(Saved data entries)

Start of Block

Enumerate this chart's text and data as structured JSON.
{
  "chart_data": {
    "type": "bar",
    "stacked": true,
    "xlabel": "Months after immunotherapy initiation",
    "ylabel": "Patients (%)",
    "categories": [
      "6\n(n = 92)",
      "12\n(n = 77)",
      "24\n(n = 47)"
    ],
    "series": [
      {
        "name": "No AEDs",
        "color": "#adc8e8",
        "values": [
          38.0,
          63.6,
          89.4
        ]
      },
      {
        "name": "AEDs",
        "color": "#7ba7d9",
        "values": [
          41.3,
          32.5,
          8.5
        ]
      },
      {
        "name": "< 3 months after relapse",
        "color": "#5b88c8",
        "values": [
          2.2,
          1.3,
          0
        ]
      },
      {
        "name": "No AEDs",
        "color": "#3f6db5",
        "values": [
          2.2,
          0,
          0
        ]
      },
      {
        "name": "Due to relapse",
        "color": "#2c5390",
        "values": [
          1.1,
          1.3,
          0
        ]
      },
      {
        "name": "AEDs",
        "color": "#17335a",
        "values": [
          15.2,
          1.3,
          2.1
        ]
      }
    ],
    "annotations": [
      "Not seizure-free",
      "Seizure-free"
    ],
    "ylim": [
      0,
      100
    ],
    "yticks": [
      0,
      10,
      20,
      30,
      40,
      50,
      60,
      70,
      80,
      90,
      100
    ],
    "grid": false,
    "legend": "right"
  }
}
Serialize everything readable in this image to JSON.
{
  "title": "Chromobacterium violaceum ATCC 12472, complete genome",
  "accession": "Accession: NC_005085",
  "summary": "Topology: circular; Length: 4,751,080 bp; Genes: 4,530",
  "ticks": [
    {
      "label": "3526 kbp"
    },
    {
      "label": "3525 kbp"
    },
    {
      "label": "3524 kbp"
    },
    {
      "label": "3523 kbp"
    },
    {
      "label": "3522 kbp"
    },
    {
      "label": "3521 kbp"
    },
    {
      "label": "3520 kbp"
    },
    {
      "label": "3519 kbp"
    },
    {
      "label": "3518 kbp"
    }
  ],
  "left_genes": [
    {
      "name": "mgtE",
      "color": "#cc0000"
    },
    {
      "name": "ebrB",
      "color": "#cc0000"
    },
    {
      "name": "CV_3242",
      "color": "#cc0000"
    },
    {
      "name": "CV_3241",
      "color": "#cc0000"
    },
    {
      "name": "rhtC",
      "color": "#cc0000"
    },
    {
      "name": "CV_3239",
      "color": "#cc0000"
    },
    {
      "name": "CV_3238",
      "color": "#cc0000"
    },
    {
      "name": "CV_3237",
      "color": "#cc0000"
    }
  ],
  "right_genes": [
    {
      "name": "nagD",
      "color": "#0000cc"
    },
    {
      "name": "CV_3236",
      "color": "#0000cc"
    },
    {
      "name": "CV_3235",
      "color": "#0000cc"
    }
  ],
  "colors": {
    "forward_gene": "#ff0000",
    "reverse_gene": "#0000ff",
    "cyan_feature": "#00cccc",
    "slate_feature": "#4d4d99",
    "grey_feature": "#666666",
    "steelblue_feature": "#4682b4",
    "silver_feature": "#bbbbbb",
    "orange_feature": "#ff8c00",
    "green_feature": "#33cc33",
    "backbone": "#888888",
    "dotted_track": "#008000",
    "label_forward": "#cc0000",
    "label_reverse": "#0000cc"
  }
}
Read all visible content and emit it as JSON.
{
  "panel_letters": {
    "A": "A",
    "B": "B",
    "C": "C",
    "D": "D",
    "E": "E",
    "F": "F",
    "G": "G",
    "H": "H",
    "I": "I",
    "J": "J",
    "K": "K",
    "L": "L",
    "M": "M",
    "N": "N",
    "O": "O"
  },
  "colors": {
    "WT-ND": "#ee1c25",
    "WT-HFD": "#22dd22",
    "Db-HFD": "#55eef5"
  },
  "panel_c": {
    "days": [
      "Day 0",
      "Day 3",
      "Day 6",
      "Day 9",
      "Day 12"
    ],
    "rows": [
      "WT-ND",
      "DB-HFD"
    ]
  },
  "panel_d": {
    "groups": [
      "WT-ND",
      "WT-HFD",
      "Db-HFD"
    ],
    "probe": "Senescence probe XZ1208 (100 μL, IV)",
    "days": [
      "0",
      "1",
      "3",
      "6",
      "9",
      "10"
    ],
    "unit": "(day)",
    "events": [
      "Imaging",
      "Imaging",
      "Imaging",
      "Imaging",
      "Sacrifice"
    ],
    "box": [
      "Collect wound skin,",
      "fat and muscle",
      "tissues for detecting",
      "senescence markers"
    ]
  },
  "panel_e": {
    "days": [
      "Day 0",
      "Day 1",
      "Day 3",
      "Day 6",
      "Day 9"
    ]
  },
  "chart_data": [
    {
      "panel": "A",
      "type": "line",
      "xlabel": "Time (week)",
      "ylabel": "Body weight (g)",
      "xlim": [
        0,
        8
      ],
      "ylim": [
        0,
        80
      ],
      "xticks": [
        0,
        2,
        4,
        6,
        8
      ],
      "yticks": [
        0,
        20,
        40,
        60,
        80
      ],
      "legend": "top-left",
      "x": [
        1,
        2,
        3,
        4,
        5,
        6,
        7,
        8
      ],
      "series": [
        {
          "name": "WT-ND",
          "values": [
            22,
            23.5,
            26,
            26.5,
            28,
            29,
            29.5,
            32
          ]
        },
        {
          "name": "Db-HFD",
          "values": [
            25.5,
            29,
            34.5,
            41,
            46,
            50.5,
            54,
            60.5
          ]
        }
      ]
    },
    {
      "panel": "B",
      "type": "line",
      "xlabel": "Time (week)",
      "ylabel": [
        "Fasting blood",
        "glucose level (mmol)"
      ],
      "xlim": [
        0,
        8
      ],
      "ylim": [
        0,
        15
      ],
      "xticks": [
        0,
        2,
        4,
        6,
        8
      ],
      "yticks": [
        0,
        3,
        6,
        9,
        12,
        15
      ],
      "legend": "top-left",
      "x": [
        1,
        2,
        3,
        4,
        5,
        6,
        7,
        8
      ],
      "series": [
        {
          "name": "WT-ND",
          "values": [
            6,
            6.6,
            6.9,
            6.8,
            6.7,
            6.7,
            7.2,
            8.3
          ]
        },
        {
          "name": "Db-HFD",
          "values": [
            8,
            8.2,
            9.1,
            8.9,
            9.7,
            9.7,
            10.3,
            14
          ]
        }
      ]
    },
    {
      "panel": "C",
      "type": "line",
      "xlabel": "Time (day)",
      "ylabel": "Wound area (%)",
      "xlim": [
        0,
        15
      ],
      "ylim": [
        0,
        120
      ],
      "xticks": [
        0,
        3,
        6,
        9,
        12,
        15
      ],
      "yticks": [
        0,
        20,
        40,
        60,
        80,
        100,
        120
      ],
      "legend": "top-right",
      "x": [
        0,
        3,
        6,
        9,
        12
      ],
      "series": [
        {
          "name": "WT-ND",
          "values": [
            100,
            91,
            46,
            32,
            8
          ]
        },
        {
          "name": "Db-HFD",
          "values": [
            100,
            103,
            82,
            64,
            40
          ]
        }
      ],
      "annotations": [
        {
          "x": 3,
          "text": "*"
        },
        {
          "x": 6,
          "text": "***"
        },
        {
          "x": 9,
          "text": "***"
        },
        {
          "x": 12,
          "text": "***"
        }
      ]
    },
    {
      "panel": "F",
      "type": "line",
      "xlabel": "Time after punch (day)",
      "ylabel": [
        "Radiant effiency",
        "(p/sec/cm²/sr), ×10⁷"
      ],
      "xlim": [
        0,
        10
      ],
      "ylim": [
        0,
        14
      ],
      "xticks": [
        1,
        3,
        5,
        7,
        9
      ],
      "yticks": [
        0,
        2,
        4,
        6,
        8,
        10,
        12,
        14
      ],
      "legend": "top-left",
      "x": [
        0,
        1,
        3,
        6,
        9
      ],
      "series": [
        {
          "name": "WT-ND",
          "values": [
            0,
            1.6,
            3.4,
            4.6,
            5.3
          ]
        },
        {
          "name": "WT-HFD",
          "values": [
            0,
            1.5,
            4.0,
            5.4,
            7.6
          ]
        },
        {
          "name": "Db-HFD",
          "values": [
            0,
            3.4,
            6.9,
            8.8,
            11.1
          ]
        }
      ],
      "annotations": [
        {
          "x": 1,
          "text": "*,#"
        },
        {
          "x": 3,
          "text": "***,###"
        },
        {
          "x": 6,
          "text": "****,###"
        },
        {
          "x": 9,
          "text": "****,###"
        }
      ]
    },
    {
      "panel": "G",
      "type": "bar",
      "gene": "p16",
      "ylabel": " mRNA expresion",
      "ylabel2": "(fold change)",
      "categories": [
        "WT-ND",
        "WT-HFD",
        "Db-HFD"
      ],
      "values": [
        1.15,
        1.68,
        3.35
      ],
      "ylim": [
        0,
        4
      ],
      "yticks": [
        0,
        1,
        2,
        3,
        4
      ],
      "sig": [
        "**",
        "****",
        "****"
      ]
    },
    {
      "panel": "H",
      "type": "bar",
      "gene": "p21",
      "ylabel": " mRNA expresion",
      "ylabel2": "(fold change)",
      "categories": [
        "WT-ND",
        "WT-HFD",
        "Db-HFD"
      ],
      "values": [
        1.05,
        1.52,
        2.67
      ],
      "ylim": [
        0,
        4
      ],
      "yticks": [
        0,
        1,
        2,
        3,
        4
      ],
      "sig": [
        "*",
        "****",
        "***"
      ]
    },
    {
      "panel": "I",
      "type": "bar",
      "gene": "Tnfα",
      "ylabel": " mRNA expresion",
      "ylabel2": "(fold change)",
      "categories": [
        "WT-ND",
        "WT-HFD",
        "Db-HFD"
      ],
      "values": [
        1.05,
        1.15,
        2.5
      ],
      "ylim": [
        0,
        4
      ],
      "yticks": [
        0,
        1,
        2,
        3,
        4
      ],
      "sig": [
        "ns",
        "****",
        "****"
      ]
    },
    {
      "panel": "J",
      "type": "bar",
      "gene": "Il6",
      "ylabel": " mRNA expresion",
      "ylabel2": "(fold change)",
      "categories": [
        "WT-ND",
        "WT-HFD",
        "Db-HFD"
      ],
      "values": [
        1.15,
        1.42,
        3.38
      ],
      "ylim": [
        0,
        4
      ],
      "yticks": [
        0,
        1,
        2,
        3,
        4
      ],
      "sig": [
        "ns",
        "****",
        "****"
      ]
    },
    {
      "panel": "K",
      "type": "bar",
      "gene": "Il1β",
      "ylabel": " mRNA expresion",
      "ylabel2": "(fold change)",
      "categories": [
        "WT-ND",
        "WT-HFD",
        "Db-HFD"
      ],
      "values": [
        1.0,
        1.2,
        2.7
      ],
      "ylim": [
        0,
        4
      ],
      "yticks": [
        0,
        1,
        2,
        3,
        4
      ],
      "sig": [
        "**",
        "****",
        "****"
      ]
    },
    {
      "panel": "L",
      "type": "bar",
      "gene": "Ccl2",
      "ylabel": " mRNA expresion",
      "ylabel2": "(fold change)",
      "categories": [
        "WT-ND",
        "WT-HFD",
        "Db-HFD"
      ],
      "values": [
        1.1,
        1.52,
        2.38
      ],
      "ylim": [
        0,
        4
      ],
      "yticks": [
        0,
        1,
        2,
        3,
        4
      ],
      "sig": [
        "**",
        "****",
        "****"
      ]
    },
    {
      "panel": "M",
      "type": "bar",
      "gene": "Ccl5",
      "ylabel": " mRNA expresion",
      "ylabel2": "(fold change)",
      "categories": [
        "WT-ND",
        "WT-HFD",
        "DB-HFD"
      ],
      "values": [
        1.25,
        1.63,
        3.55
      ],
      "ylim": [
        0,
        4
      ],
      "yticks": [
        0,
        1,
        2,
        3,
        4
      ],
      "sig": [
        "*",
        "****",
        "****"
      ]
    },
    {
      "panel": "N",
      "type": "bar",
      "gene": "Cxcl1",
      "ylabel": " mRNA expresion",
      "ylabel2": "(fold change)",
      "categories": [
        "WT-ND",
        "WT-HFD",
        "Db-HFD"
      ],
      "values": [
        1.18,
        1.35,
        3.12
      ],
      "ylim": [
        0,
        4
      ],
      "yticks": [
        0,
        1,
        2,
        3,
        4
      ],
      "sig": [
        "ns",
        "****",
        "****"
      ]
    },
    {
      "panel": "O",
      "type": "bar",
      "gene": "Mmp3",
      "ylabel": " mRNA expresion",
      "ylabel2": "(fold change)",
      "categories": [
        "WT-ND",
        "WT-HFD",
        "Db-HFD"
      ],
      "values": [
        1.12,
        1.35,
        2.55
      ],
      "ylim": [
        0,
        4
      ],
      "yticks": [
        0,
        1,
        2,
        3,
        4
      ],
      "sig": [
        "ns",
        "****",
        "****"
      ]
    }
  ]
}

End of Block

WHAT YOU SHOULD DO: Each line of the data that holds the word "JSON" should be copied.

SOLUTION TO THIS PROBLEM:
Enumerate this chart's text and data as structured JSON.
Serialize everything readable in this image to JSON.
Read all visible content and emit it as JSON.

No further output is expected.